## What the task asks
Search the records for the word "JSON" and report each line that has it.

>> Start The input

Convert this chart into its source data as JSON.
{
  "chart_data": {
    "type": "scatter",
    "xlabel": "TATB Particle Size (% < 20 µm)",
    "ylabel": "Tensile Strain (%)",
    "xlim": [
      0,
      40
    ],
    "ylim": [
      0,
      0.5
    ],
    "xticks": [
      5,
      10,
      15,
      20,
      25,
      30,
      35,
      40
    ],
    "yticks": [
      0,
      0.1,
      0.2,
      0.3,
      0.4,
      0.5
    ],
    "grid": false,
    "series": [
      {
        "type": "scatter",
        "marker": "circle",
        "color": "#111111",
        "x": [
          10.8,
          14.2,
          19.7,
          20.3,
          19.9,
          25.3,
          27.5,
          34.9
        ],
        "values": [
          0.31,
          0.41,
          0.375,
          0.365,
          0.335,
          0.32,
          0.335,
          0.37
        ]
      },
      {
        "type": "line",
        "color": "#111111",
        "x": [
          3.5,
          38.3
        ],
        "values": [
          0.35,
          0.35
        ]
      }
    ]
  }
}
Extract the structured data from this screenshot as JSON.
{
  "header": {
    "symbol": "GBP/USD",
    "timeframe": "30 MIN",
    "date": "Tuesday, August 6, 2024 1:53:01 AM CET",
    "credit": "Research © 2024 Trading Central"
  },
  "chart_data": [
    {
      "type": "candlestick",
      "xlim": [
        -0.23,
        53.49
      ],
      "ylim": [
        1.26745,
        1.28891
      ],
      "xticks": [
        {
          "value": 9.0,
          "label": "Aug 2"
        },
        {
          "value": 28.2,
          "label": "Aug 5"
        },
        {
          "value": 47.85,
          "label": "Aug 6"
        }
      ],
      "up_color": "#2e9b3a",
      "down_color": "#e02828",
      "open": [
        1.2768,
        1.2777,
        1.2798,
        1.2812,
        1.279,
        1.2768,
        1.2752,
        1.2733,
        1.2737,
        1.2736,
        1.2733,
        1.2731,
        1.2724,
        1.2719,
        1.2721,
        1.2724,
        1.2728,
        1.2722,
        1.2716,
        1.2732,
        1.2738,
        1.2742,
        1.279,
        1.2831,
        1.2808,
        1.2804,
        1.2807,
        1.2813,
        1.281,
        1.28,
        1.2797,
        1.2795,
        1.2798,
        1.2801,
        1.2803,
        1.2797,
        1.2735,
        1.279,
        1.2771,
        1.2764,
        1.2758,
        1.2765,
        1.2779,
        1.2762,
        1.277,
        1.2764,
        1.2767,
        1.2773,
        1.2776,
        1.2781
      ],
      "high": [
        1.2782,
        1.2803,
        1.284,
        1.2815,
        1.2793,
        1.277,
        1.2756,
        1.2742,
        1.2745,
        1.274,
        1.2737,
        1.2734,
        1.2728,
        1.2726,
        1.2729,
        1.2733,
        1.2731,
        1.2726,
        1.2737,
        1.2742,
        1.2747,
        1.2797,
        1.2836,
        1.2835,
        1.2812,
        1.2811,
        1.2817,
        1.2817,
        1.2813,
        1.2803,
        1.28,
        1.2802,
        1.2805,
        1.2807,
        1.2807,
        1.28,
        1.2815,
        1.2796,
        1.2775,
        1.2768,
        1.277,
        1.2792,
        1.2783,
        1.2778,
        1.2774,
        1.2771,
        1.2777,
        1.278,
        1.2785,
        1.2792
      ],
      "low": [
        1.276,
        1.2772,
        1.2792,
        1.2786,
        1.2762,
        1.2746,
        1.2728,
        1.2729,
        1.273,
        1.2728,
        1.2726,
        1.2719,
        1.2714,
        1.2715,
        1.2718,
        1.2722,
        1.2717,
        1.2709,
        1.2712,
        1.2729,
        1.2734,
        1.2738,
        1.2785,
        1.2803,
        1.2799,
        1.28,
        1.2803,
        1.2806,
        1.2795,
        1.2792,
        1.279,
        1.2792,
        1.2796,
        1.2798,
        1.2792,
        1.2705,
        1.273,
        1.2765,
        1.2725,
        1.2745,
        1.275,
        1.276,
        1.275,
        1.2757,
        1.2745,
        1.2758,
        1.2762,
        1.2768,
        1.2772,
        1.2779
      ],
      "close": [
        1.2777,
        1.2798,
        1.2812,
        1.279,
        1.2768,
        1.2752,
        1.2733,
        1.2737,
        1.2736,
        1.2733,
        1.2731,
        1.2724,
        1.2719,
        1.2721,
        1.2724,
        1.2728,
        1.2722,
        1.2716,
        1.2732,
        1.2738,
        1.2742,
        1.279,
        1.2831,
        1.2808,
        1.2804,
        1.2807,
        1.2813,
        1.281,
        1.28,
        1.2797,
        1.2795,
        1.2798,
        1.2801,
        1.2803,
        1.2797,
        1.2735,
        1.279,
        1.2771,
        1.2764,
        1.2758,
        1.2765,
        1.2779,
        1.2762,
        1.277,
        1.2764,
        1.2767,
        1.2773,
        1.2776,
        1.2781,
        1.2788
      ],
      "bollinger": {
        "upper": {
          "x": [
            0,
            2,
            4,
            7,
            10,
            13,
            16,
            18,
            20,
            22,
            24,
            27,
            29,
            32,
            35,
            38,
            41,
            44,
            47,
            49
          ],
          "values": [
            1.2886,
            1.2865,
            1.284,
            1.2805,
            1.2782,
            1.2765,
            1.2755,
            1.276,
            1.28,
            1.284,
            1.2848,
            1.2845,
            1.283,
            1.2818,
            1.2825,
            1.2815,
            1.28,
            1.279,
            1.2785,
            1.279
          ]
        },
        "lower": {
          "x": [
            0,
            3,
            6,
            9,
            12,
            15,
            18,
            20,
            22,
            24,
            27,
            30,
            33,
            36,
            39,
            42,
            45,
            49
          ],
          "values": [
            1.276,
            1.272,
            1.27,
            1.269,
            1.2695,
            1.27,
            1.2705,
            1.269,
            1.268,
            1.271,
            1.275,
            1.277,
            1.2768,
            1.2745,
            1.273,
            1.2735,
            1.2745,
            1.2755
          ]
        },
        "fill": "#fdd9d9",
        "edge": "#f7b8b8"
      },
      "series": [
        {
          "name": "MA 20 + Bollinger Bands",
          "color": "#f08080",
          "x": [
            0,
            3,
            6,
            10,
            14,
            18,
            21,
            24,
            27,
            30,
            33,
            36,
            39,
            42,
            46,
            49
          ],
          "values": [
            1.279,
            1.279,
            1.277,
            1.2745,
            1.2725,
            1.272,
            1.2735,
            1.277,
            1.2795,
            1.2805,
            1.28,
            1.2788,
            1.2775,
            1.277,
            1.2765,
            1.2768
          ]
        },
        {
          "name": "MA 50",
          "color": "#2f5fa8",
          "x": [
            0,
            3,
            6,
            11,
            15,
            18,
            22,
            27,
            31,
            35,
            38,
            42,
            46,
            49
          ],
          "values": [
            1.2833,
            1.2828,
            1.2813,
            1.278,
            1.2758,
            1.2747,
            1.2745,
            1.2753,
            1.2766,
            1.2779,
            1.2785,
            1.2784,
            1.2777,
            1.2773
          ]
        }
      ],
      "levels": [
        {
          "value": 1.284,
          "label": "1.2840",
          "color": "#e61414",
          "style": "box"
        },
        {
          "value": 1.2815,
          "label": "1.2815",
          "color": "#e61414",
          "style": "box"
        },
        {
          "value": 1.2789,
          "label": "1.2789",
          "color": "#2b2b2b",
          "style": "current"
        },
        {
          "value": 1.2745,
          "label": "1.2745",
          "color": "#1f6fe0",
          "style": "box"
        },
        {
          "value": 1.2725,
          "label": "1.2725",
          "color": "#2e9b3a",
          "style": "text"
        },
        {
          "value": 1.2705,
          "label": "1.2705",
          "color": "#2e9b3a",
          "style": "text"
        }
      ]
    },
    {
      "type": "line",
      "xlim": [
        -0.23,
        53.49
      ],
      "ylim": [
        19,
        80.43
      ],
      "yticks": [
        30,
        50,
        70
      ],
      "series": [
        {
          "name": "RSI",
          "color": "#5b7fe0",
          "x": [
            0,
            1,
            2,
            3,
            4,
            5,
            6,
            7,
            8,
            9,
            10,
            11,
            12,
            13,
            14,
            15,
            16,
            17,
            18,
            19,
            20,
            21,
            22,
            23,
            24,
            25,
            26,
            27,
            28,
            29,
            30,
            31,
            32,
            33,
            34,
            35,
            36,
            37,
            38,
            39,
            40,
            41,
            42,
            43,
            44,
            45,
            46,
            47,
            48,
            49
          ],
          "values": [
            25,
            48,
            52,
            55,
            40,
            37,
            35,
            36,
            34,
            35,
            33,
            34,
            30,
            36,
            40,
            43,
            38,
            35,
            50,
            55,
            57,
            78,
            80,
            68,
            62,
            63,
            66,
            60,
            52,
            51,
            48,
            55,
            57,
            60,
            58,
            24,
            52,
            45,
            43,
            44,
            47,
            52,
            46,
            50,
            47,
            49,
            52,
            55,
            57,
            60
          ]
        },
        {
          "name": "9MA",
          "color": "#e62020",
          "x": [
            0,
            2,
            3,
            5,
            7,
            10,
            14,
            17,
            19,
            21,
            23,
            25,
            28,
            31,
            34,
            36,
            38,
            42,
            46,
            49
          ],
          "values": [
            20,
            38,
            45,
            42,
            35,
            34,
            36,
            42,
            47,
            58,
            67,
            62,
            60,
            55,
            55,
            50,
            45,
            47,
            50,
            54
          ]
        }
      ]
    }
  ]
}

>> End The input

## Solution for this task
Convert this chart into its source data as JSON.
Extract the structured data from this screenshot as JSON.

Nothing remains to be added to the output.